WHAT TO DO: Each record that follows should be repeated exactly, minus any images.

Data excerpts:
## begin
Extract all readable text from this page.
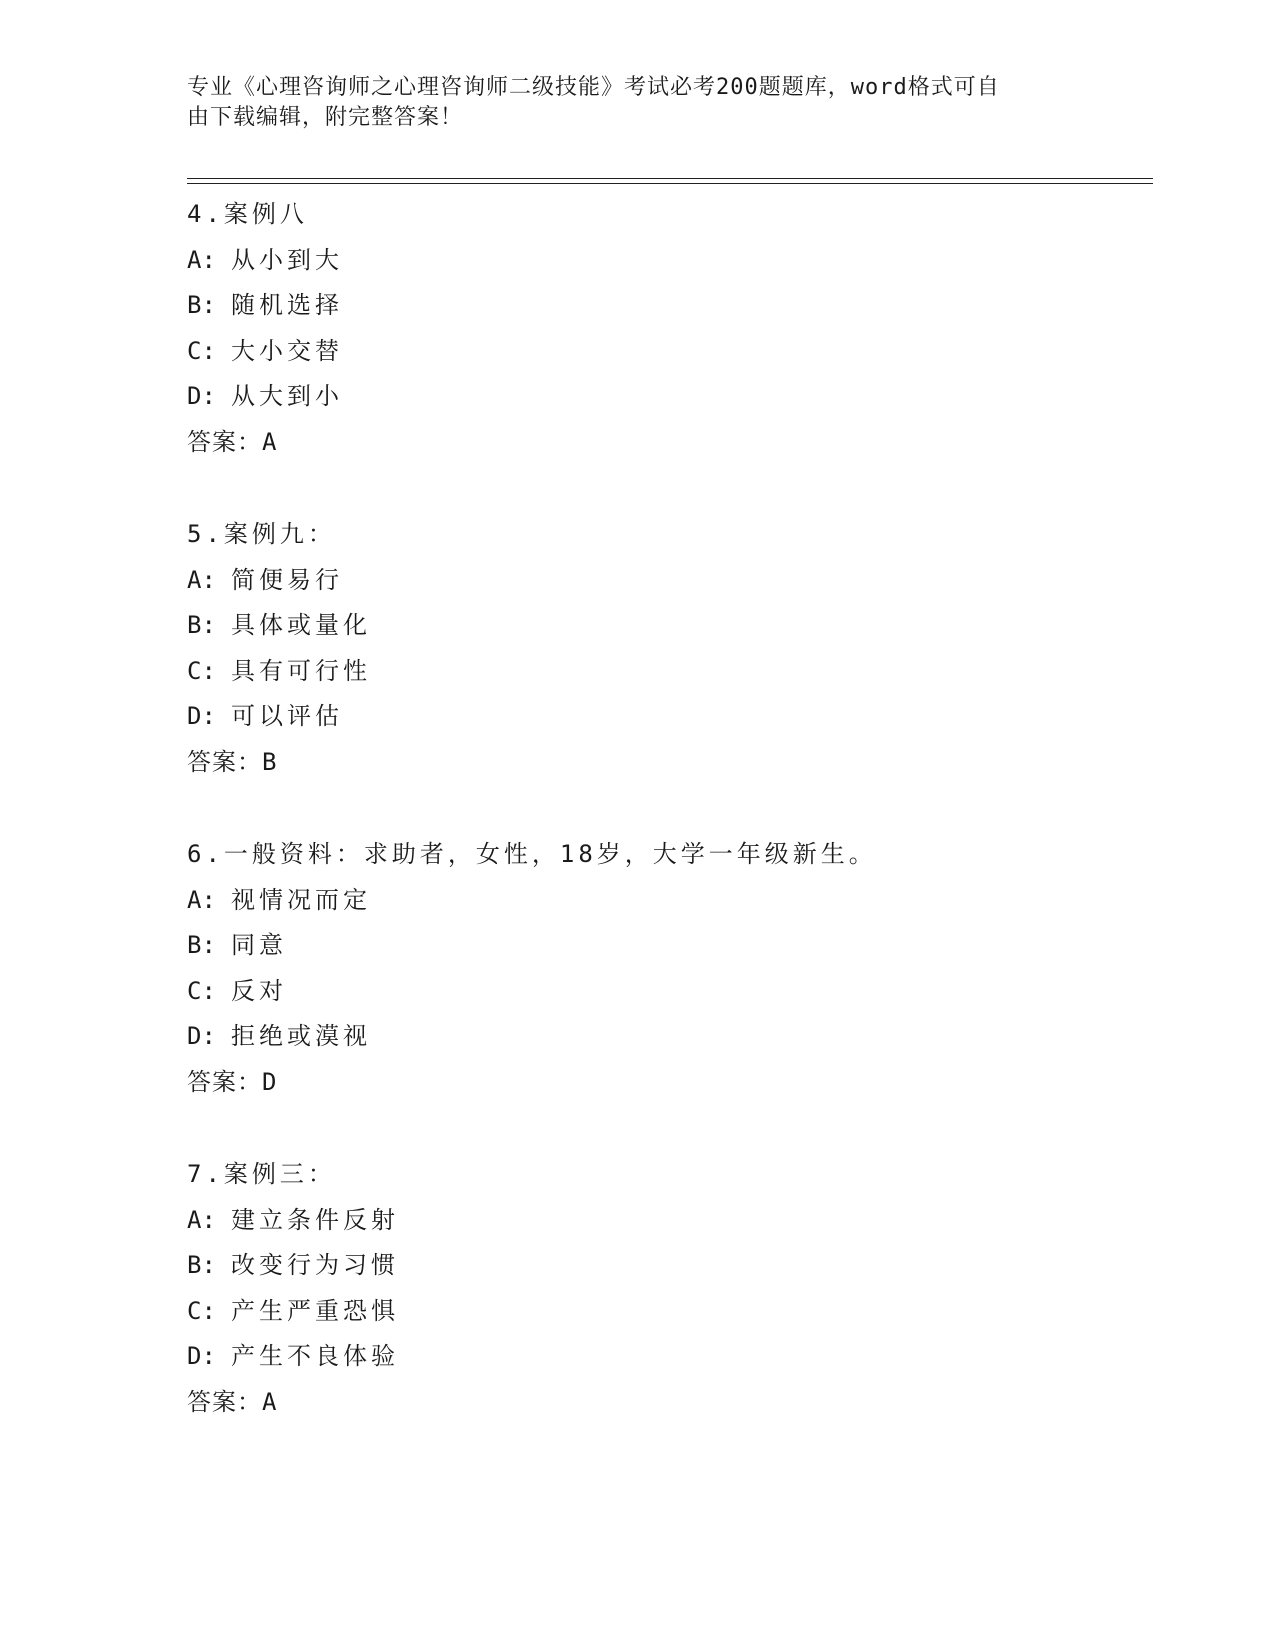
专业《心理咨询师之心理咨询师二级技能》考试必考200题题库，word格式可自
由下载编辑，附完整答案！
4.案例八
A: 从小到大
B: 随机选择
C: 大小交替
D: 从大到小
答案：A
5.案例九：
A: 简便易行
B: 具体或量化
C: 具有可行性
D: 可以评估
答案：B
6.一般资料：求助者，女性，18岁，大学一年级新生。
A: 视情况而定
B: 同意
C: 反对
D: 拒绝或漠视
答案：D
7.案例三：
A: 建立条件反射
B: 改变行为习惯
C: 产生严重恐惧
D: 产生不良体验
答案：A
## end
SOLUTION FOR THIS EXERCISE:
Extract all readable text from this page.
专业《心理咨询师之心理咨询师二级技能》考试必考200题题库，word格式可自
由下载编辑，附完整答案！
4.案例八
A: 从小到大
B: 随机选择
C: 大小交替
D: 从大到小
答案：A
5.案例九：
A: 简便易行
B: 具体或量化
C: 具有可行性
D: 可以评估
答案：B
6.一般资料：求助者，女性，18岁，大学一年级新生。
A: 视情况而定
B: 同意
C: 反对
D: 拒绝或漠视
答案：D
7.案例三：
A: 建立条件反射
B: 改变行为习惯
C: 产生严重恐惧
D: 产生不良体验
答案：A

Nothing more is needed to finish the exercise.